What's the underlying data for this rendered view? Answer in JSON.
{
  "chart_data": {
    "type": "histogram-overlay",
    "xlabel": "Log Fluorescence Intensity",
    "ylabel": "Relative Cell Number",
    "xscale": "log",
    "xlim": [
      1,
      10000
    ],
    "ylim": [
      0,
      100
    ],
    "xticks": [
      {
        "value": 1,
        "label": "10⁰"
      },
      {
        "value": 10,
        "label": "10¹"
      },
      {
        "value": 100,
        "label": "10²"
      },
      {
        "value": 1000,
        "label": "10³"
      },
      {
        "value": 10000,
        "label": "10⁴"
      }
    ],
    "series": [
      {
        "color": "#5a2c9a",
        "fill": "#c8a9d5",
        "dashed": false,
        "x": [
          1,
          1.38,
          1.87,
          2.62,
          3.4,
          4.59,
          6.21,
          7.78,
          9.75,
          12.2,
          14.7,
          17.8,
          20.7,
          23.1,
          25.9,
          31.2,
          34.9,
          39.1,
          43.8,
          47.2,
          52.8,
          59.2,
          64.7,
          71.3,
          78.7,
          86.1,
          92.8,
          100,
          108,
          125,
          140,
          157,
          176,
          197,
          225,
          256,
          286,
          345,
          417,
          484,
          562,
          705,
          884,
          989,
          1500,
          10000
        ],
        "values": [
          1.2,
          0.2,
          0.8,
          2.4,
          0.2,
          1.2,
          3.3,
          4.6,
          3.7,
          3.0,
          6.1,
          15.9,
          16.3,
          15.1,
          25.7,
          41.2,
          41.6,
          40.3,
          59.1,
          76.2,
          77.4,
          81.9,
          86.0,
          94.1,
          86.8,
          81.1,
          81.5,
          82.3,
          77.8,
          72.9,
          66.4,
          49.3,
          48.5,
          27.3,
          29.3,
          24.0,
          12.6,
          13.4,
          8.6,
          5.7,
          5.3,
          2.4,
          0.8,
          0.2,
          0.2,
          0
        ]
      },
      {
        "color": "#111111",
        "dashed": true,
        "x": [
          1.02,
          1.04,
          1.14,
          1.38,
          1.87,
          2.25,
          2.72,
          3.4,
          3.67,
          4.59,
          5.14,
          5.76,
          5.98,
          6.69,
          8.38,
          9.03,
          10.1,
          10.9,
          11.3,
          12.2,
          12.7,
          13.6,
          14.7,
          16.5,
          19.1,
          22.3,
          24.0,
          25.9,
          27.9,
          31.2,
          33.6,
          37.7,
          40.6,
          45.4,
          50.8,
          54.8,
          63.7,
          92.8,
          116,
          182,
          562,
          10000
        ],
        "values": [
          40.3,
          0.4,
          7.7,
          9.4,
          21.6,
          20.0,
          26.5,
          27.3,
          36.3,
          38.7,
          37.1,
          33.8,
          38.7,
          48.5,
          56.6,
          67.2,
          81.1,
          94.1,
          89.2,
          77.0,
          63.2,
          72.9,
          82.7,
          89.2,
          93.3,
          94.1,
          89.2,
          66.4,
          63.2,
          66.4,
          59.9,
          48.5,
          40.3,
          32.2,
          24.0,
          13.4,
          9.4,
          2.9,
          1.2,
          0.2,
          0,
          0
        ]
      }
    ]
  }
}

:::::

Copy each line of the data exactly, leaving nothing out.

◆ SOLUTION FOR THIS PROBLEM ◆
What's the underlying data for this rendered view? Answer in JSON.
{
  "chart_data": {
    "type": "histogram-overlay",
    "xlabel": "Log Fluorescence Intensity",
    "ylabel": "Relative Cell Number",
    "xscale": "log",
    "xlim": [
      1,
      10000
    ],
    "ylim": [
      0,
      100
    ],
    "xticks": [
      {
        "value": 1,
        "label": "10⁰"
      },
      {
        "value": 10,
        "label": "10¹"
      },
      {
        "value": 100,
        "label": "10²"
      },
      {
        "value": 1000,
        "label": "10³"
      },
      {
        "value": 10000,
        "label": "10⁴"
      }
    ],
    "series": [
      {
        "color": "#5a2c9a",
        "fill": "#c8a9d5",
        "dashed": false,
        "x": [
          1,
          1.38,
          1.87,
          2.62,
          3.4,
          4.59,
          6.21,
          7.78,
          9.75,
          12.2,
          14.7,
          17.8,
          20.7,
          23.1,
          25.9,
          31.2,
          34.9,
          39.1,
          43.8,
          47.2,
          52.8,
          59.2,
          64.7,
          71.3,
          78.7,
          86.1,
          92.8,
          100,
          108,
          125,
          140,
          157,
          176,
          197,
          225,
          256,
          286,
          345,
          417,
          484,
          562,
          705,
          884,
          989,
          1500,
          10000
        ],
        "values": [
          1.2,
          0.2,
          0.8,
          2.4,
          0.2,
          1.2,
          3.3,
          4.6,
          3.7,
          3.0,
          6.1,
          15.9,
          16.3,
          15.1,
          25.7,
          41.2,
          41.6,
          40.3,
          59.1,
          76.2,
          77.4,
          81.9,
          86.0,
          94.1,
          86.8,
          81.1,
          81.5,
          82.3,
          77.8,
          72.9,
          66.4,
          49.3,
          48.5,
          27.3,
          29.3,
          24.0,
          12.6,
          13.4,
          8.6,
          5.7,
          5.3,
          2.4,
          0.8,
          0.2,
          0.2,
          0
        ]
      },
      {
        "color": "#111111",
        "dashed": true,
        "x": [
          1.02,
          1.04,
          1.14,
          1.38,
          1.87,
          2.25,
          2.72,
          3.4,
          3.67,
          4.59,
          5.14,
          5.76,
          5.98,
          6.69,
          8.38,
          9.03,
          10.1,
          10.9,
          11.3,
          12.2,
          12.7,
          13.6,
          14.7,
          16.5,
          19.1,
          22.3,
          24.0,
          25.9,
          27.9,
          31.2,
          33.6,
          37.7,
          40.6,
          45.4,
          50.8,
          54.8,
          63.7,
          92.8,
          116,
          182,
          562,
          10000
        ],
        "values": [
          40.3,
          0.4,
          7.7,
          9.4,
          21.6,
          20.0,
          26.5,
          27.3,
          36.3,
          38.7,
          37.1,
          33.8,
          38.7,
          48.5,
          56.6,
          67.2,
          81.1,
          94.1,
          89.2,
          77.0,
          63.2,
          72.9,
          82.7,
          89.2,
          93.3,
          94.1,
          89.2,
          66.4,
          63.2,
          66.4,
          59.9,
          48.5,
          40.3,
          32.2,
          24.0,
          13.4,
          9.4,
          2.9,
          1.2,
          0.2,
          0,
          0
        ]
      }
    ]
  }
}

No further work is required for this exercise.